◆ DATA RECORDS ◆
━━━━━━━━━━━━━━━━

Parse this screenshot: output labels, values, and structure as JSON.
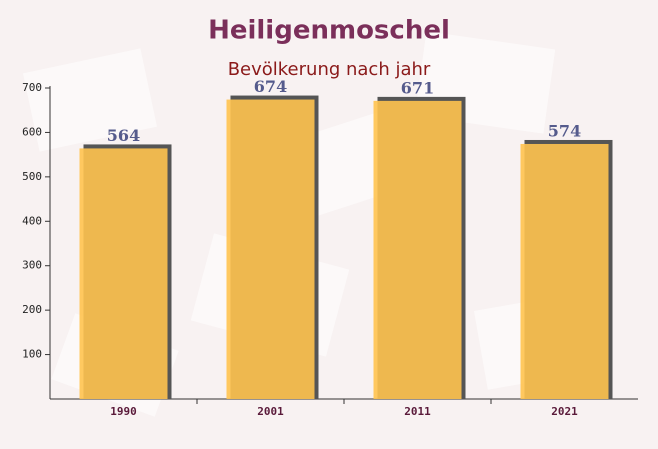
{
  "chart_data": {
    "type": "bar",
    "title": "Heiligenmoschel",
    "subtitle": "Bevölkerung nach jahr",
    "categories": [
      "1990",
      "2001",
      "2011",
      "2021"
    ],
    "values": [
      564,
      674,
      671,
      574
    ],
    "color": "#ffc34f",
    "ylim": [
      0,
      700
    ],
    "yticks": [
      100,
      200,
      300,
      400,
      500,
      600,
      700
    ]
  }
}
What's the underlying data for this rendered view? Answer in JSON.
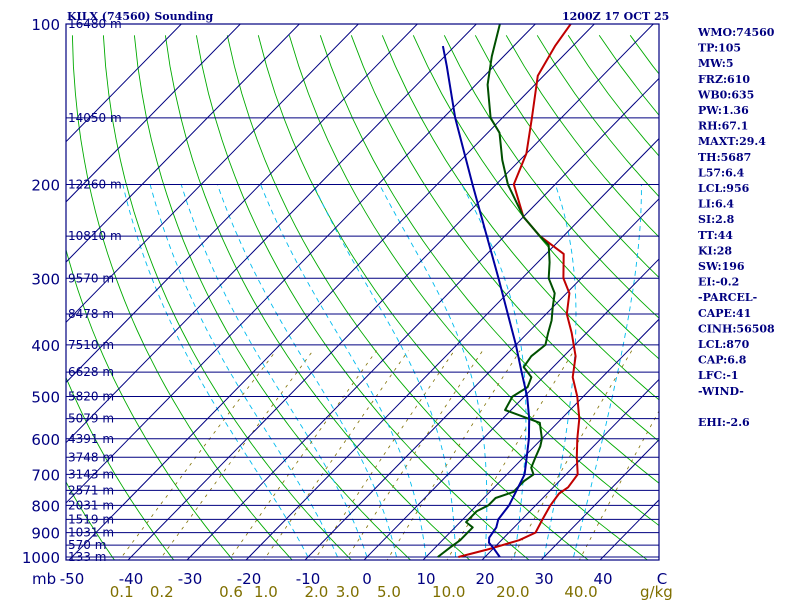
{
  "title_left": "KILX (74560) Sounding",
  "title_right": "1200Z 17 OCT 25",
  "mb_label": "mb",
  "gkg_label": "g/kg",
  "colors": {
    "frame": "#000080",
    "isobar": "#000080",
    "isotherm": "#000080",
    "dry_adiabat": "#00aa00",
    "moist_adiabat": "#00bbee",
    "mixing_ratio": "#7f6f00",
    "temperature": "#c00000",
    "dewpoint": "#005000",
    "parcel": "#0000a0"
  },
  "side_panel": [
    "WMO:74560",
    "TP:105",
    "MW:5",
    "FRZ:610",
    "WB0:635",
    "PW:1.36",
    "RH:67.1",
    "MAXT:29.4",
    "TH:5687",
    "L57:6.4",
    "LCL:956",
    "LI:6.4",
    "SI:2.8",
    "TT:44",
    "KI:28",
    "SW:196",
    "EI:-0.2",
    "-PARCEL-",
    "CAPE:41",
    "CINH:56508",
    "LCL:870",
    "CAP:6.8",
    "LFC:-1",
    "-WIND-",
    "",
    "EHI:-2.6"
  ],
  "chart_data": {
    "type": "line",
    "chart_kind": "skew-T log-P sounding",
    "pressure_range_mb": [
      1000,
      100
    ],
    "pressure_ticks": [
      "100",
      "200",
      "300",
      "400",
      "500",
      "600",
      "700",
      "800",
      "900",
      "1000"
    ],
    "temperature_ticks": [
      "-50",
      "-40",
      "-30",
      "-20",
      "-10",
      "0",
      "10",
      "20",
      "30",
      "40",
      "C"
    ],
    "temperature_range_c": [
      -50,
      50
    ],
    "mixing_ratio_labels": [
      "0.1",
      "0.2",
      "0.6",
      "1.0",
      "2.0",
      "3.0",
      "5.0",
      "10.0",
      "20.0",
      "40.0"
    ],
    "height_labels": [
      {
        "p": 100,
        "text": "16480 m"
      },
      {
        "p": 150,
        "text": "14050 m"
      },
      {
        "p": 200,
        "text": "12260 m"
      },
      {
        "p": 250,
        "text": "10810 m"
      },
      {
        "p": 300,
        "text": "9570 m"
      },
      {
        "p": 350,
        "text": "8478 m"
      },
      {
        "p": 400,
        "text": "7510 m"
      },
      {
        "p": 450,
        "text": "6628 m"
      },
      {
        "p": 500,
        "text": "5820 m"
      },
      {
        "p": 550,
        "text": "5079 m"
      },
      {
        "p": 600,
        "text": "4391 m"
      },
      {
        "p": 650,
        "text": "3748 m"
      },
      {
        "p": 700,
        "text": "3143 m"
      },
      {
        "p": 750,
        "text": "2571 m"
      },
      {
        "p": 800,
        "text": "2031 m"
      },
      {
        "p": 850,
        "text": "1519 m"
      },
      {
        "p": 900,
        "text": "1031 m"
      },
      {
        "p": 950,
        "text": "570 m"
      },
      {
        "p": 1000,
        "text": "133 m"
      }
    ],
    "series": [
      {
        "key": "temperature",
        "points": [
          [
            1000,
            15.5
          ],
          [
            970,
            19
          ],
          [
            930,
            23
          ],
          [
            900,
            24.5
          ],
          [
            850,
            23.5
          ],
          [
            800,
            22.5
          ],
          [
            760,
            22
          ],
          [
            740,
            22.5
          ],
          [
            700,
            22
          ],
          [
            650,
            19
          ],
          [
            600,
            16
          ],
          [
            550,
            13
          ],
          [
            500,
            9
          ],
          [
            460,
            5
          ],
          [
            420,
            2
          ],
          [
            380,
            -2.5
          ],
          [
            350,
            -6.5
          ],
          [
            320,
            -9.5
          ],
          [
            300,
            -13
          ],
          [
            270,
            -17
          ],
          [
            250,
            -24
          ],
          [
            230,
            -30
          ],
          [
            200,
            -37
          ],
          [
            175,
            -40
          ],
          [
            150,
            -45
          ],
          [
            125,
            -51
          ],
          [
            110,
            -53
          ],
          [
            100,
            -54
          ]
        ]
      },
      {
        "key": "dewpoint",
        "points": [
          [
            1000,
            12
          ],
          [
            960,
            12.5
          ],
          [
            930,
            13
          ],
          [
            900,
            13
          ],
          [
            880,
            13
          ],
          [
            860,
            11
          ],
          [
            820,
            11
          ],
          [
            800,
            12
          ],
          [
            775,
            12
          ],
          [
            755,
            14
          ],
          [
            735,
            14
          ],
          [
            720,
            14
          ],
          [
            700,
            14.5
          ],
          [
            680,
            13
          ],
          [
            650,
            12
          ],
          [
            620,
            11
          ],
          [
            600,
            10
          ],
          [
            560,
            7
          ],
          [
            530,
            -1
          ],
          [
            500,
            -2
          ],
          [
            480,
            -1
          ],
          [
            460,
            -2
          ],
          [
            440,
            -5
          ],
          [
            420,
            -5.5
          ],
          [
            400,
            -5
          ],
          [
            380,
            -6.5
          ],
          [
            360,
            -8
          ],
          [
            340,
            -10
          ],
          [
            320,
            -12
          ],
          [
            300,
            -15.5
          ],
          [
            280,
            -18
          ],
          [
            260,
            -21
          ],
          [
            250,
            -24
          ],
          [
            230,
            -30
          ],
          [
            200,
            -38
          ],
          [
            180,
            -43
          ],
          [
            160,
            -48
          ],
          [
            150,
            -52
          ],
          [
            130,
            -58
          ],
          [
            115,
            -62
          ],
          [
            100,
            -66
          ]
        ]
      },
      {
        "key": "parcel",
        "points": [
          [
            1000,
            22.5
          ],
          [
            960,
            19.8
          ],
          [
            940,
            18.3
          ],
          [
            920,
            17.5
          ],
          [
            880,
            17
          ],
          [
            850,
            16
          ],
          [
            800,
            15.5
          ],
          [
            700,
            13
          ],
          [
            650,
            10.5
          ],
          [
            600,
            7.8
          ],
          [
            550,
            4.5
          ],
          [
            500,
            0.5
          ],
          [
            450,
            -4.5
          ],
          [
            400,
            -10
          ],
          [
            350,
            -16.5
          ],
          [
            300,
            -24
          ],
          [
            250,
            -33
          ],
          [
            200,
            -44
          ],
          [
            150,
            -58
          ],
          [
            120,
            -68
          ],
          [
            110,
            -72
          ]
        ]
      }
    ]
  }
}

━━━━━━━━━━━━━━━━

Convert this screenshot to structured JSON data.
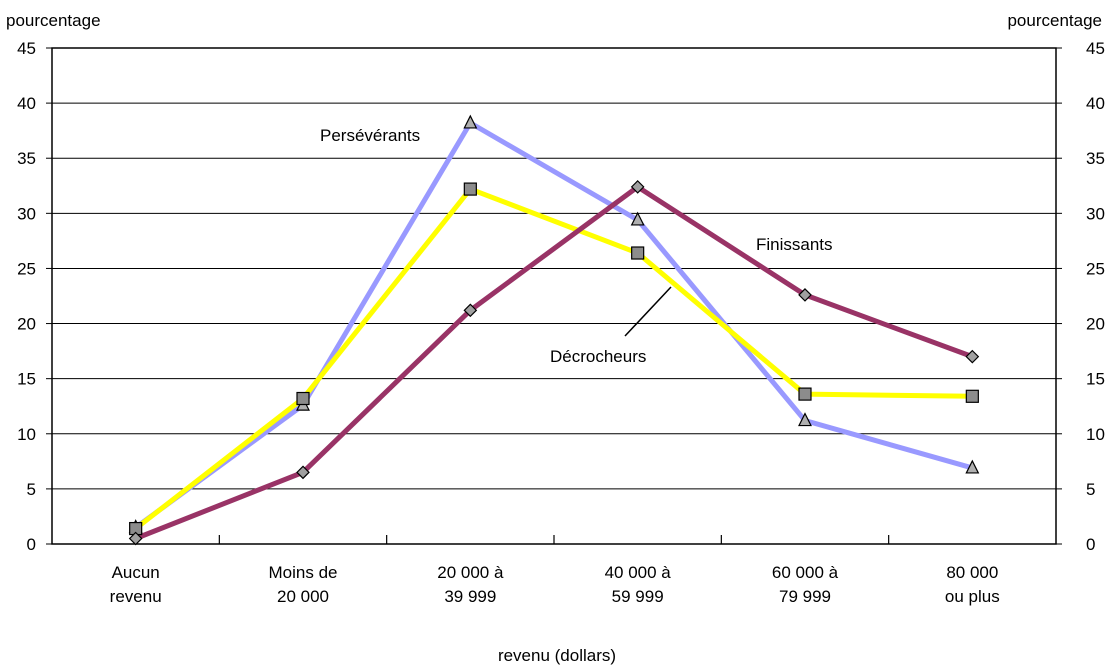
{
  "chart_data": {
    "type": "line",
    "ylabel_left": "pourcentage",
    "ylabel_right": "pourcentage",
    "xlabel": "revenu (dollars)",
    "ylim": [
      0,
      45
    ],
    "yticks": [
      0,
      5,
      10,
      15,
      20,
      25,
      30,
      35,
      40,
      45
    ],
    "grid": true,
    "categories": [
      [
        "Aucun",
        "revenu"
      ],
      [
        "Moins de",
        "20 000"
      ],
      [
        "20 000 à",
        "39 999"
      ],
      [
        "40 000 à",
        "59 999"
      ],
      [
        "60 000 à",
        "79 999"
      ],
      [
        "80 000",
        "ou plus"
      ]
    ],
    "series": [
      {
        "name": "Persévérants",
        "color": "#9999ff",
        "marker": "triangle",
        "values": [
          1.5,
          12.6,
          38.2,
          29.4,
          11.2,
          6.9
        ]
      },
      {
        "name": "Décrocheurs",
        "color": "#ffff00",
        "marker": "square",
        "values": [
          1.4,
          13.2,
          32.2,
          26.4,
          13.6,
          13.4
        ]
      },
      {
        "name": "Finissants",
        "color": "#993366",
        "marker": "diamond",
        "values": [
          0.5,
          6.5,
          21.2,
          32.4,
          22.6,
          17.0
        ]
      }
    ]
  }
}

━━━━━━━━━━━━━━━━

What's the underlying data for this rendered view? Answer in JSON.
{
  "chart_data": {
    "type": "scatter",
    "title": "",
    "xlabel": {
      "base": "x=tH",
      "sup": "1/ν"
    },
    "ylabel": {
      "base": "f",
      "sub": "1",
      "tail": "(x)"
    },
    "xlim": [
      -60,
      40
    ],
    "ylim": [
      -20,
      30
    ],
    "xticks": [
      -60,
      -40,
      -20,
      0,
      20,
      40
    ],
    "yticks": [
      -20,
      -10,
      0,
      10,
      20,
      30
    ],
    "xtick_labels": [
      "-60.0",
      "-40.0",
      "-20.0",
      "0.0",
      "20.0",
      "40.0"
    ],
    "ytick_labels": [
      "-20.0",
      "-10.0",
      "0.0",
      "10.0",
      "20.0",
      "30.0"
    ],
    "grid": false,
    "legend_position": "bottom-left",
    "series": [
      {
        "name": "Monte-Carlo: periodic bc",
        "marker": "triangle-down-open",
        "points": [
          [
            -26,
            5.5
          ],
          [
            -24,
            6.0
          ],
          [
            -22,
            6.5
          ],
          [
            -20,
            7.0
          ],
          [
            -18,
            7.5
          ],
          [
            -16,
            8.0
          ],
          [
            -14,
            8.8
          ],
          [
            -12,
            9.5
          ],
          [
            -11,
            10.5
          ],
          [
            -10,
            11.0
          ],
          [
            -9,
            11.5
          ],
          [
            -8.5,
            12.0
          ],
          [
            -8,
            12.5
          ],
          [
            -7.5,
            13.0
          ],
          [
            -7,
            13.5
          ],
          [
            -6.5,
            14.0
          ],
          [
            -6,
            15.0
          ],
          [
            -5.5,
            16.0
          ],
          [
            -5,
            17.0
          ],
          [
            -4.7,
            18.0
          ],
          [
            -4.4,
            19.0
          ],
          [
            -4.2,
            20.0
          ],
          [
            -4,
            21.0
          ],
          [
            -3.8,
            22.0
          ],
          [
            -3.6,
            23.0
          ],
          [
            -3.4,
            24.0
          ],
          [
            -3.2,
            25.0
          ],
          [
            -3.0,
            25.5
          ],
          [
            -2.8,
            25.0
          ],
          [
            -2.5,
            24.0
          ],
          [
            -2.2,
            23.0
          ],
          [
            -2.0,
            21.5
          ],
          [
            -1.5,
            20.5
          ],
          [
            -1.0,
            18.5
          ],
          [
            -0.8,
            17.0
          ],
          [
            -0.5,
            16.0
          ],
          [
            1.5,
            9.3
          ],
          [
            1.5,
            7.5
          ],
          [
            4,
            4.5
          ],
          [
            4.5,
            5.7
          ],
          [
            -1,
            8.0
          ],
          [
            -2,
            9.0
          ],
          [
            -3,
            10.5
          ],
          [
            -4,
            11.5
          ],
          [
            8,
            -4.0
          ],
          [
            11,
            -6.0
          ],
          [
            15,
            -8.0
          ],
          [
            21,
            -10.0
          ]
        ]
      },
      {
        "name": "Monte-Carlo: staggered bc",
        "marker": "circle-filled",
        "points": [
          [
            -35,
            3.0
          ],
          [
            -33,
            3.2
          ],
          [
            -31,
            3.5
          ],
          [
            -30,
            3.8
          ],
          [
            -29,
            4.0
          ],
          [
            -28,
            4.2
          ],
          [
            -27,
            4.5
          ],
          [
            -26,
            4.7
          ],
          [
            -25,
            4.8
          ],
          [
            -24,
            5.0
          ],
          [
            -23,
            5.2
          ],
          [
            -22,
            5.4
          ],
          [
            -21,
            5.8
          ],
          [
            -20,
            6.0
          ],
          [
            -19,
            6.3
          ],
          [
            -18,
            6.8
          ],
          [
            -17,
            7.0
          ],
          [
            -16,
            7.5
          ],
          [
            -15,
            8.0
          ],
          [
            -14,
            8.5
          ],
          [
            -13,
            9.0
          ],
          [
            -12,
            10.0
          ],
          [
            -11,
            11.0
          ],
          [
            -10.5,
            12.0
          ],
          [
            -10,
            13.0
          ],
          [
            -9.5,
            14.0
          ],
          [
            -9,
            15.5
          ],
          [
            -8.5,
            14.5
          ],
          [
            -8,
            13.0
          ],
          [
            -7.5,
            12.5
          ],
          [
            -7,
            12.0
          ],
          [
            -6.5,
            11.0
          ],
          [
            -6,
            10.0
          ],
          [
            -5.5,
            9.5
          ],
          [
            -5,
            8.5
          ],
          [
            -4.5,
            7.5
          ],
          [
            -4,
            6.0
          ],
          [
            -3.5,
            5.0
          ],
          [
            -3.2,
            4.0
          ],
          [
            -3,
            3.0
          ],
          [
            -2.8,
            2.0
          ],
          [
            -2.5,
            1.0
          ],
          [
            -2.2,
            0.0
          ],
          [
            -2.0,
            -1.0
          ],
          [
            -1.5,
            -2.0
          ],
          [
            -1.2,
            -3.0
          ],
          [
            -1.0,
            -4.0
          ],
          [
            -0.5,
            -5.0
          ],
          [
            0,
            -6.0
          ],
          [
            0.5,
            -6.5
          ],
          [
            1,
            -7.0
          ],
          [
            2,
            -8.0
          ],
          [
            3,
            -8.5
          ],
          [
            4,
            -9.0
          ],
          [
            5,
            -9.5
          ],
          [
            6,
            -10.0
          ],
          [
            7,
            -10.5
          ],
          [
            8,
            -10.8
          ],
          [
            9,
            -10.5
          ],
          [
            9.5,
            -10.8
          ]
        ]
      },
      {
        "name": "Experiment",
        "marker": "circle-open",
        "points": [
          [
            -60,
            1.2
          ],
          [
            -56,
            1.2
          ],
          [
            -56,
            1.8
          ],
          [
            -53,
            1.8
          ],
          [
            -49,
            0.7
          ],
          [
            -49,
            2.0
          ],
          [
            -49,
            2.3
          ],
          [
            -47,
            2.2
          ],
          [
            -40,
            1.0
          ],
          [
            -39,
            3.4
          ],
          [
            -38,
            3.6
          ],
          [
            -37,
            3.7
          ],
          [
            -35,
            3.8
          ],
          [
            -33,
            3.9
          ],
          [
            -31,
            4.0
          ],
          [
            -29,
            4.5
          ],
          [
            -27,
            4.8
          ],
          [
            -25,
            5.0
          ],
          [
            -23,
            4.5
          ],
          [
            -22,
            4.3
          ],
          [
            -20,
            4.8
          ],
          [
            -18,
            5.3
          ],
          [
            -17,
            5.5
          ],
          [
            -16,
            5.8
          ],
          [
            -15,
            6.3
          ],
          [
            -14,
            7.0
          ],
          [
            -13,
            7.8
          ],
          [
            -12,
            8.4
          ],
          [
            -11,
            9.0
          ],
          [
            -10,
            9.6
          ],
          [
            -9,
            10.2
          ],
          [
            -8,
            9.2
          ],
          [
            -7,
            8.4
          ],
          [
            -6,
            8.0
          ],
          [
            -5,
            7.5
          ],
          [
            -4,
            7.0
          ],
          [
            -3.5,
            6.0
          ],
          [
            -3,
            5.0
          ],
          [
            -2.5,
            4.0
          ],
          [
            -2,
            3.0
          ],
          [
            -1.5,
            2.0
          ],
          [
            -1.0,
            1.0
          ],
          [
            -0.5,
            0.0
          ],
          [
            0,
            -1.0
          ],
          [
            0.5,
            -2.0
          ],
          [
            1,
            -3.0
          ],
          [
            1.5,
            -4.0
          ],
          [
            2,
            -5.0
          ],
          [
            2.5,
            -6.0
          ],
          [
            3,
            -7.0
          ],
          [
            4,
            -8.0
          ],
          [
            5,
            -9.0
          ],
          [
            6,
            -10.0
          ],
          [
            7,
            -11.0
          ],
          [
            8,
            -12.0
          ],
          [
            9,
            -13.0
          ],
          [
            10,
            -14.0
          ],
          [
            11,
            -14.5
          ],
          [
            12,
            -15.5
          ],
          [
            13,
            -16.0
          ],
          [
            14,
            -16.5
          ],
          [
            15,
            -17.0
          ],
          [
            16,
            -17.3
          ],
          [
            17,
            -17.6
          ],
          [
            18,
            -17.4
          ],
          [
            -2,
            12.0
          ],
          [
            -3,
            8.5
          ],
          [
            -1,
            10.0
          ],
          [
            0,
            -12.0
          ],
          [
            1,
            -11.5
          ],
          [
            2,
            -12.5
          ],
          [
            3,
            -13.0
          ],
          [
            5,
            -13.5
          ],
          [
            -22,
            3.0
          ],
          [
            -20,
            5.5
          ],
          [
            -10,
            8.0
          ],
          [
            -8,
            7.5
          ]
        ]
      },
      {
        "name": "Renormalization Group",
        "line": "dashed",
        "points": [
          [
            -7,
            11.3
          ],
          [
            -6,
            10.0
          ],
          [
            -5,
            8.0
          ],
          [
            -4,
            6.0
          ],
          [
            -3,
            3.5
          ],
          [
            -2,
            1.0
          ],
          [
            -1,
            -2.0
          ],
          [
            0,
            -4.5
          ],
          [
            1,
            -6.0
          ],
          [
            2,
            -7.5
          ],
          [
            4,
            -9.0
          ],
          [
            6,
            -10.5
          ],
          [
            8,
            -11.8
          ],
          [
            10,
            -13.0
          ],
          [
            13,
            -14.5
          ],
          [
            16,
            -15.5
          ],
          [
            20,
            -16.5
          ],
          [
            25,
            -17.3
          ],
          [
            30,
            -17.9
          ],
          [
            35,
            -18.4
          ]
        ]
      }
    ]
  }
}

━━━━━━━━━━━━━━━━

◆ INSTRUCTIONS FOR THE TASK ◆
Copy out every line of the data that includes "JSON".

◆ RESPONSE TO THIS EXERCISE ◆
Parse this screenshot: output labels, values, and structure as JSON.
What's the underlying data for this rendered view? Answer in JSON.
Convert this screenshot to structured JSON data.
What's the underlying data for this rendered view? Answer in JSON.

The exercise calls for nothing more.